#### Your objective
Work through the records below and tally every line containing "объема". Reply with the total alone.

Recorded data
-- start --
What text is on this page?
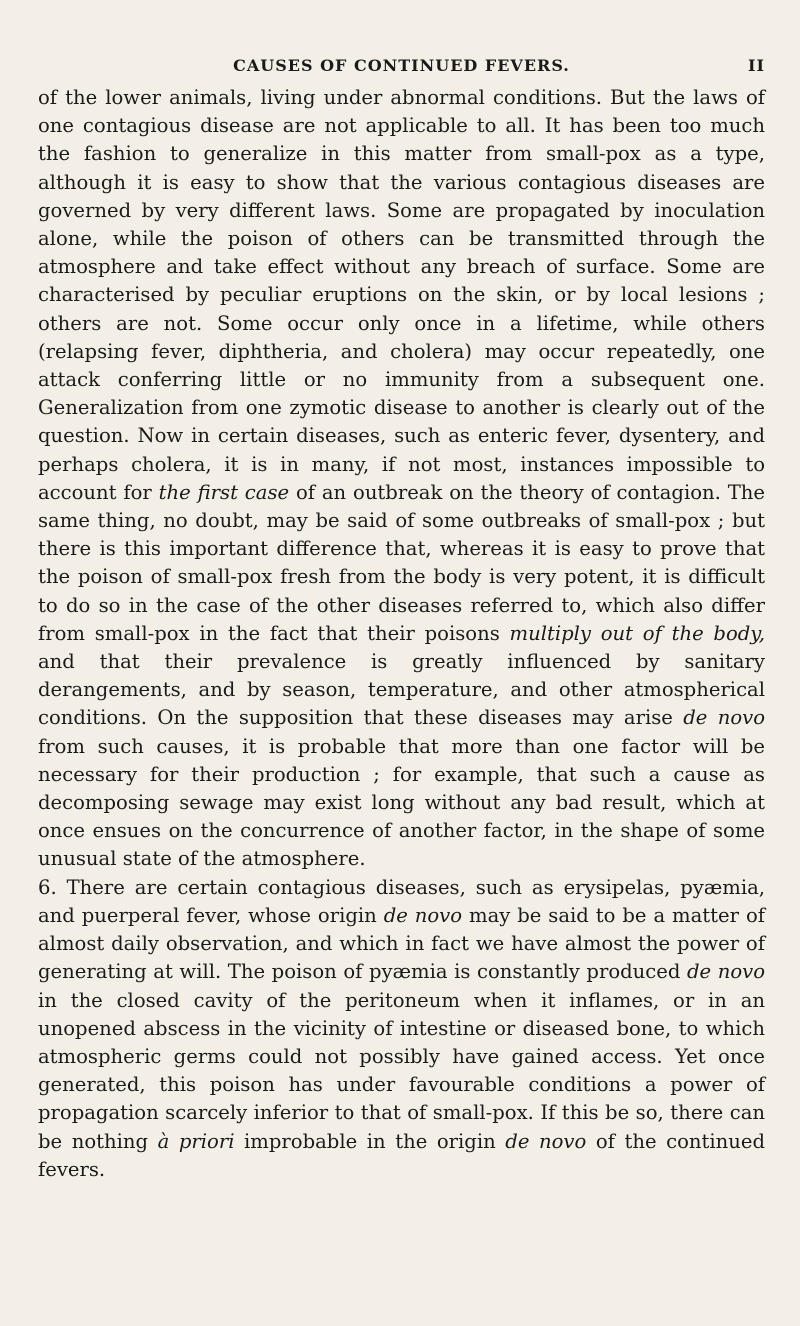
CAUSES OF CONTINUED FEVERS.	II

of the lower animals, living under abnormal conditions. But the laws of one contagious disease are not applicable to all. It has been too much the fashion to generalize in this matter from small-pox as a type, although it is easy to show that the various contagious diseases are governed by very different laws. Some are propagated by inoculation alone, while the poison of others can be transmitted through the atmosphere and take effect without any breach of surface. Some are characterised by peculiar eruptions on the skin, or by local lesions ; others are not. Some occur only once in a lifetime, while others (relapsing fever, diphtheria, and cholera) may occur repeatedly, one attack conferring little or no immunity from a subsequent one. Generalization from one zymotic disease to another is clearly out of the question. Now in certain diseases, such as enteric fever, dysentery, and perhaps cholera, it is in many, if not most, instances impossible to account for the first case of an outbreak on the theory of contagion. The same thing, no doubt, may be said of some outbreaks of small-pox ; but there is this important difference that, whereas it is easy to prove that the poison of small-pox fresh from the body is very potent, it is difficult to do so in the case of the other diseases referred to, which also differ from small-pox in the fact that their poisons multiply out of the body, and that their prevalence is greatly influenced by sanitary derangements, and by season, temperature, and other atmospherical conditions. On the supposition that these diseases may arise de novo from such causes, it is probable that more than one factor will be necessary for their production ; for example, that such a cause as decomposing sewage may exist long without any bad result, which at once ensues on the concurrence of another factor, in the shape of some unusual state of the atmosphere.

6. There are certain contagious diseases, such as erysipelas, pyæmia, and puerperal fever, whose origin de novo may be said to be a matter of almost daily observation, and which in fact we have almost the power of generating at will. The poison of pyæmia is constantly produced de novo in the closed cavity of the peritoneum when it inflames, or in an unopened abscess in the vicinity of intestine or diseased bone, to which atmospheric germs could not possibly have gained access. Yet once generated, this poison has under favourable conditions a power of propagation scarcely inferior to that of small-pox. If this be so, there can be nothing à priori improbable in the origin de novo of the continued fevers.
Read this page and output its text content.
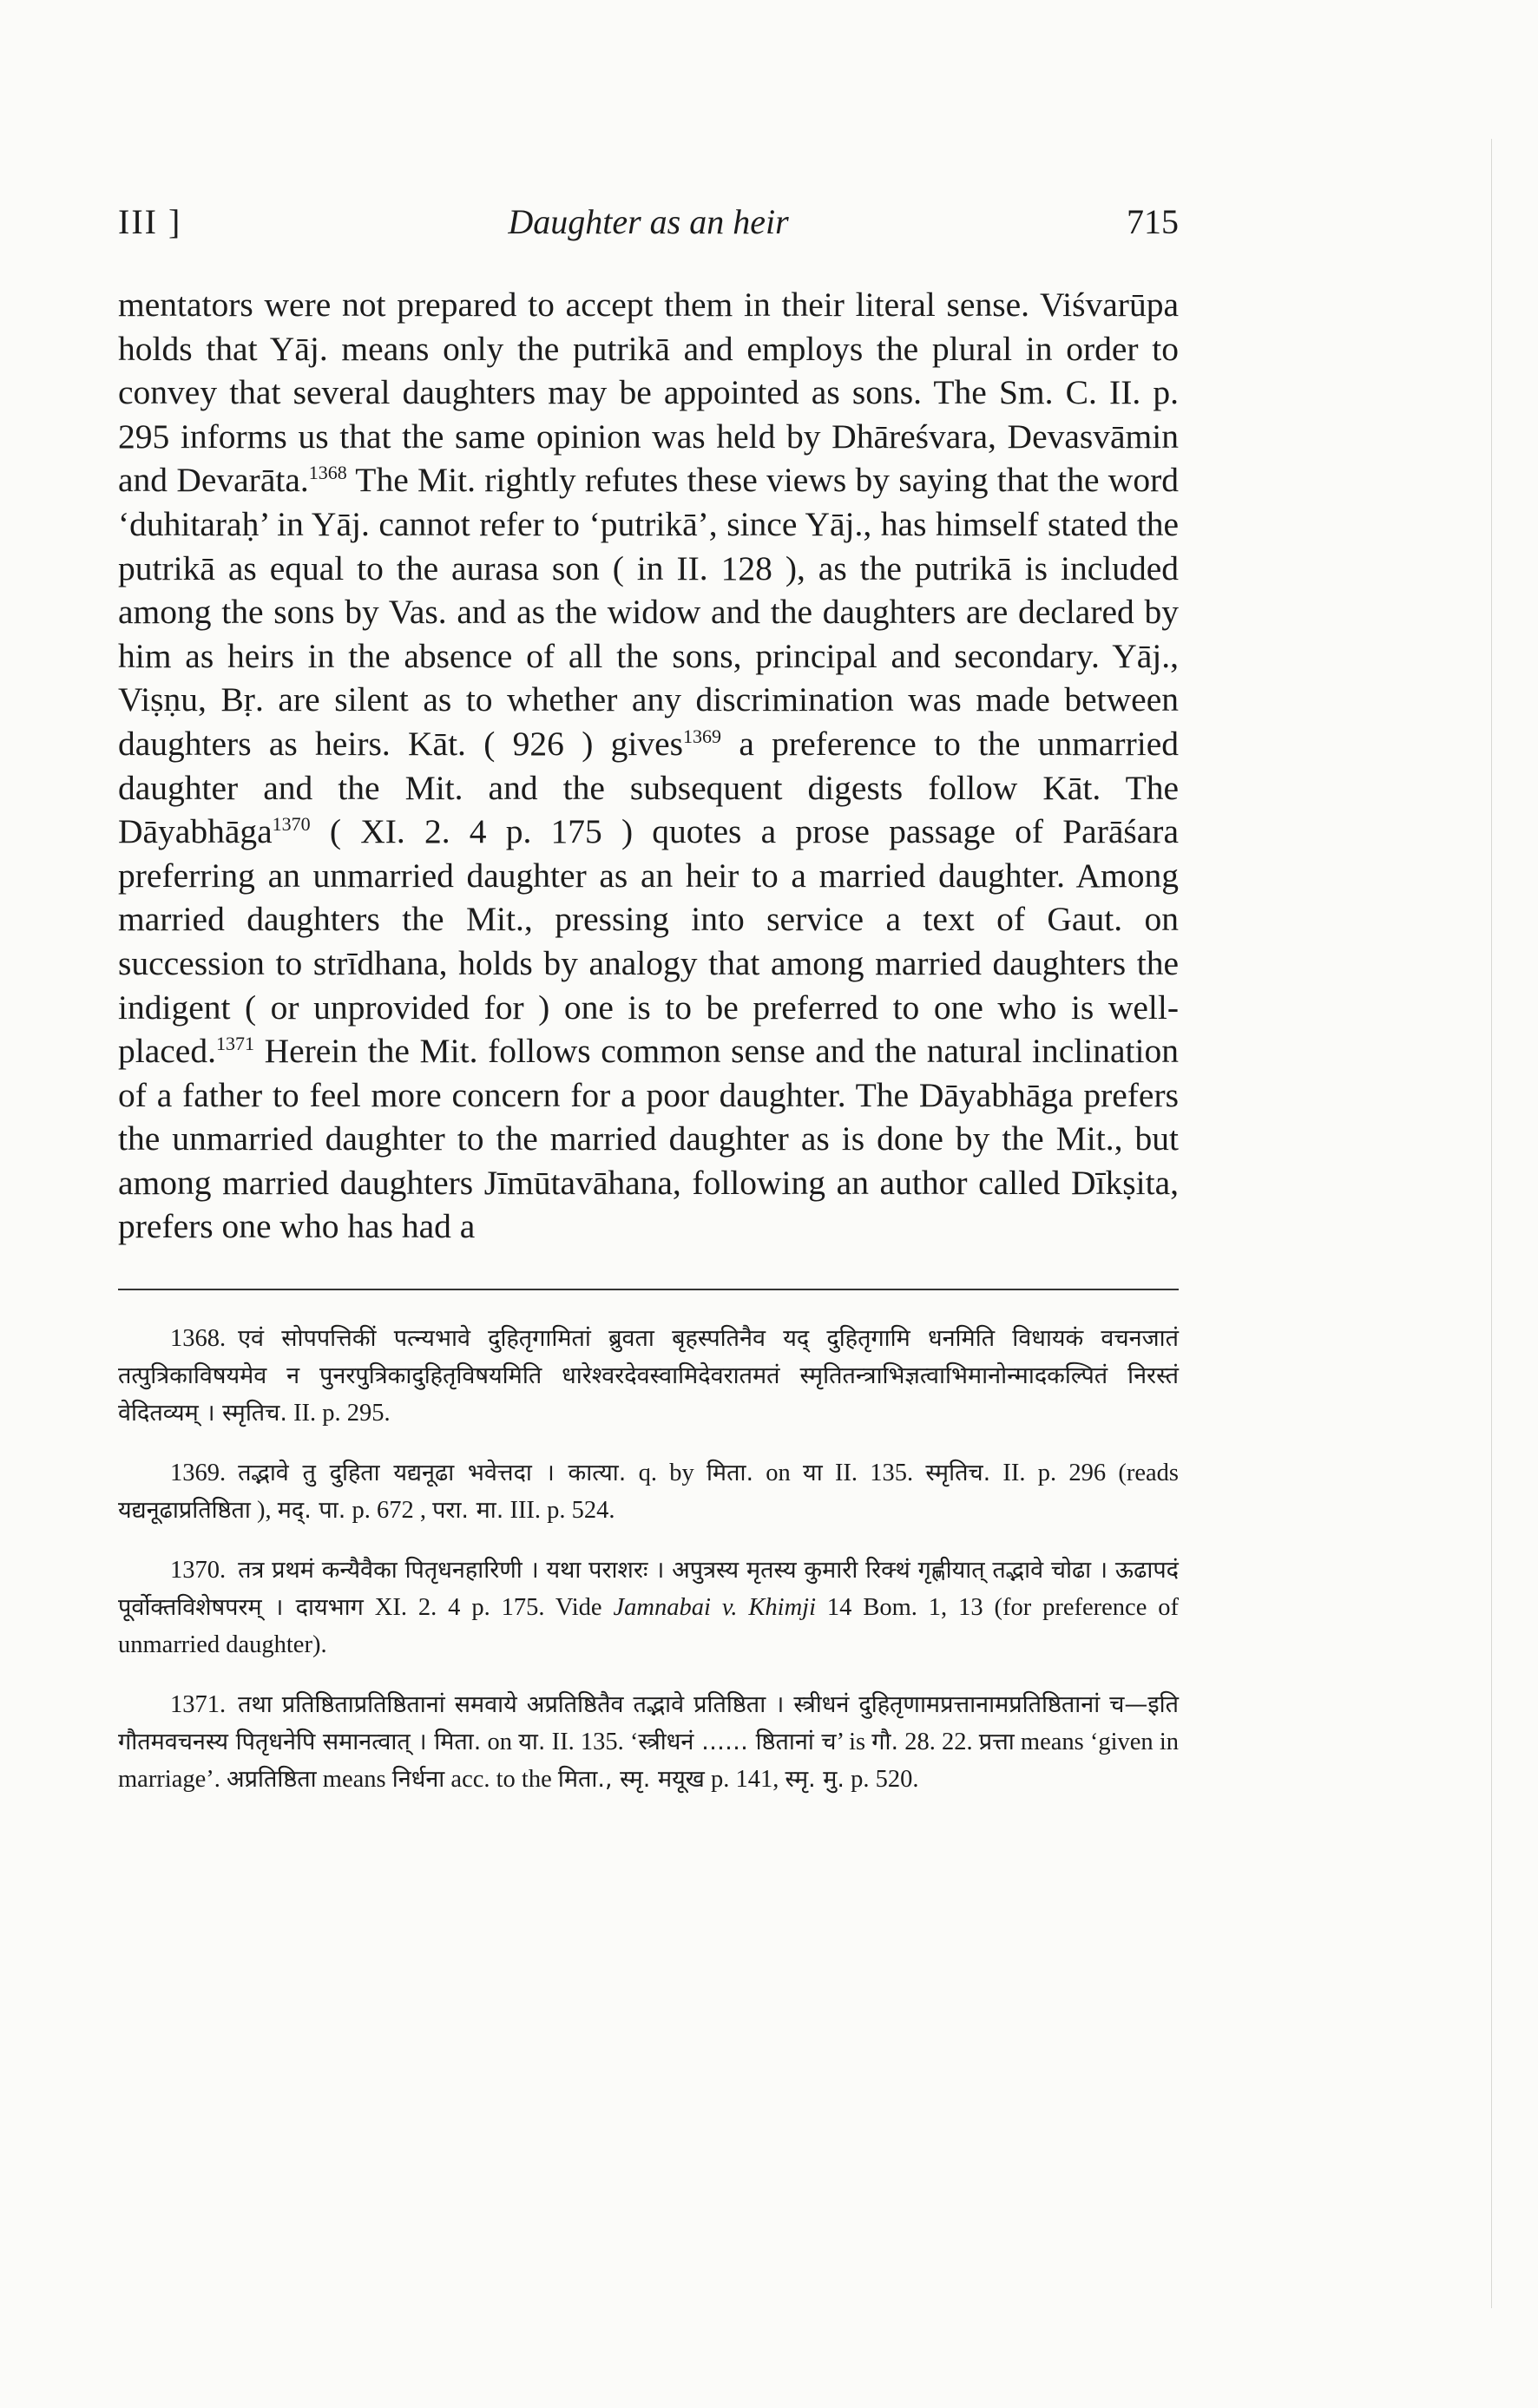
III ]	Daughter as an heir	715
mentators were not prepared to accept them in their literal sense. Viśvarūpa holds that Yāj. means only the putrikā and employs the plural in order to convey that several daughters may be appointed as sons. The Sm. C. II. p. 295 informs us that the same opinion was held by Dhāreśvara, Devasvāmin and Devarāta.$^{1368}$ The Mit. rightly refutes these views by saying that the word ‘duhitaraḥ’ in Yāj. cannot refer to ‘putrikā’, since Yāj., has himself stated the putrikā as equal to the aurasa son ( in II. 128 ), as the putrikā is included among the sons by Vas. and as the widow and the daughters are declared by him as heirs in the absence of all the sons, principal and secondary. Yāj., Viṣṇu, Bṛ. are silent as to whether any discrimination was made between daughters as heirs. Kāt. ( 926 ) gives$^{1369}$ a preference to the unmarried daughter and the Mit. and the subsequent digests follow Kāt. The Dāyabhāga$^{1370}$ ( XI. 2. 4 p. 175 ) quotes a prose passage of Parāśara preferring an unmarried daughter as an heir to a married daughter. Among married daughters the Mit., pressing into service a text of Gaut. on succession to strīdhana, holds by analogy that among married daughters the indigent ( or unprovided for ) one is to be preferred to one who is well-placed.$^{1371}$ Herein the Mit. follows common sense and the natural inclination of a father to feel more concern for a poor daughter. The Dāyabhāga prefers the unmarried daughter to the married daughter as is done by the Mit., but among married daughters Jīmūtavāhana, following an author called Dīkṣita, prefers one who has had a
1368. एवं सोपपत्तिकीं पत्न्यभावे दुहितृगामितां ब्रुवता बृहस्पतिनैव यद् दुहितृगामि धनमिति विधायकं वचनजातं तत्पुत्रिकाविषयमेव न पुनरपुत्रिकादुहितृविषयमिति धारेश्वरदेवस्वामिदेवरातमतं स्मृतितन्त्राभिज्ञत्वाभिमानोन्मादकल्पितं निरस्तं वेदितव्यम् । स्मृतिच. II. p. 295.
1369. तद्भावे तु दुहिता यद्यनूढा भवेत्तदा । कात्या. q. by मिता. on या II. 135. स्मृतिच. II. p. 296 (reads यद्यनूढाप्रतिष्ठिता ), मद्. पा. p. 672 , परा. मा. III. p. 524.
1370. तत्र प्रथमं कन्यैवैका पितृधनहारिणी । यथा पराशरः । अपुत्रस्य मृतस्य कुमारी रिक्थं गृह्णीयात् तद्भावे चोढा । ऊढापदं पूर्वोक्तविशेषपरम् । दायभाग XI. 2. 4 p. 175. Vide Jamnabai v. Khimji 14 Bom. 1, 13 (for preference of unmarried daughter).
1371. तथा प्रतिष्ठिताप्रतिष्ठितानां समवाये अप्रतिष्ठितैव तद्भावे प्रतिष्ठिता । स्त्रीधनं दुहितृणामप्रत्तानामप्रतिष्ठितानां च—इति गौतमवचनस्य पितृधनेपि समानत्वात् । मिता. on या. II. 135. ‘स्त्रीधनं …… ष्ठितानां च’ is गौ. 28. 22. प्रत्ता means ‘given in marriage’. अप्रतिष्ठिता means निर्धना acc. to the मिता., स्मृ. मयूख p. 141, स्मृ. मु. p. 520.
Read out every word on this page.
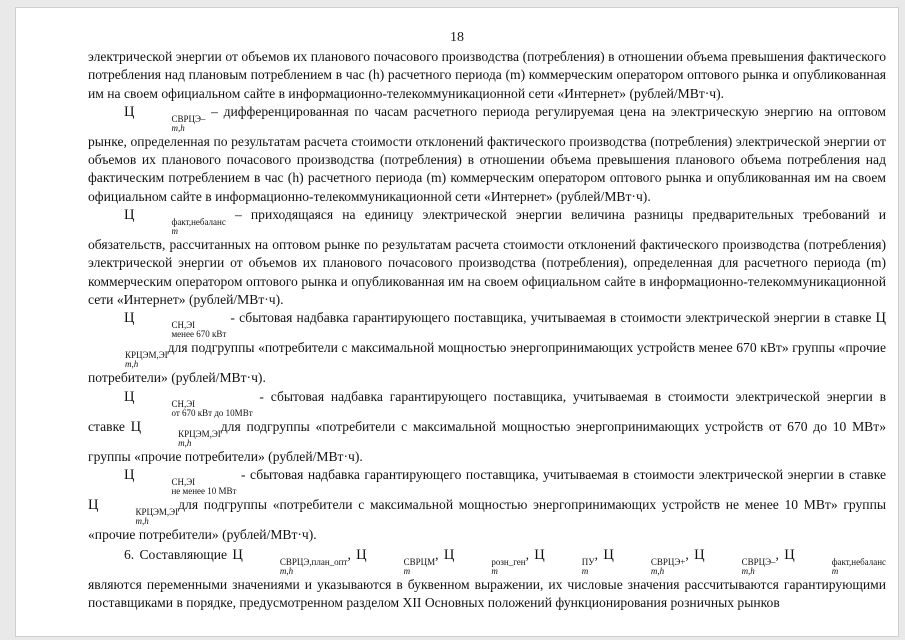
18

электрической энергии от объемов их планового почасового производства (потребления) в отношении объема превышения фактического потребления над плановым потреблением в час (h) расчетного периода (m) коммерческим оператором оптового рынка и опубликованная им на своем официальном сайте в информационно-телекоммуникационной сети «Интернет» (рублей/МВт·ч).

Ц	СВРЦЭ–
m,h
– дифференцированная по часам расчетного периода регулируемая цена на электрическую энергию на оптовом рынке, определенная по результатам расчета стоимости отклонений фактического производства (потребления) электрической энергии от объемов их планового почасового производства (потребления) в отношении объема превышения планового объема потребления над фактическим потреблением в час (h) расчетного периода (m) коммерческим оператором оптового рынка и опубликованная им на своем официальном сайте в информационно-телекоммуникационной сети «Интернет» (рублей/МВт·ч).

Ц	факт,небаланс
m
– приходящаяся на единицу электрической энергии величина разницы предварительных требований и обязательств, рассчитанных на оптовом рынке по результатам расчета стоимости отклонений фактического производства (потребления) электрической энергии от объемов их планового почасового производства (потребления), определенная для расчетного периода (m) коммерческим оператором оптового рынка и опубликованная им на своем официальном сайте в информационно-телекоммуникационной сети «Интернет» (рублей/МВт·ч).

Ц	СН,ЭI
менее 670 кВт
- сбытовая надбавка гарантирующего поставщика, учитываемая в стоимости электрической энергии в ставке Ц
КРЦЭМ,ЭI
m,h
для подгруппы «потребители с максимальной мощностью энергопринимающих устройств менее 670 кВт» группы «прочие потребители» (рублей/МВт·ч).

Ц	СН,ЭI
от 670 кВт до 10МВт
- сбытовая надбавка гарантирующего поставщика, учитываемая в стоимости электрической энергии в ставке Ц	КРЦЭМ,ЭI
m,h
для подгруппы «потребители с максимальной мощностью энергопринимающих устройств от 670 до 10 МВт» группы «прочие потребители» (рублей/МВт·ч).

Ц	СН,ЭI
не менее 10 МВт
- сбытовая надбавка гарантирующего поставщика, учитываемая в стоимости электрической энергии в ставке Ц	КРЦЭМ,ЭI
m,h
для подгруппы «потребители с максимальной мощностью энергопринимающих устройств не менее 10 МВт» группы «прочие потребители» (рублей/МВт·ч).

6. Составляющие Ц	СВРЦЭ,план_опт
m,h
, Ц	СВРЦМ
m
, Ц	розн_ген
m
, Ц	ПУ
m
, Ц	СВРЦЭ+
m,h
, Ц	СВРЦЭ–
m,h
, Ц	факт,небаланс
m
являются переменными значениями и указываются в буквенном выражении, их числовые значения рассчитываются гарантирующими поставщиками в порядке, предусмотренном разделом XII Основных положений функционирования розничных рынков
-- end --
#### Complete answer
2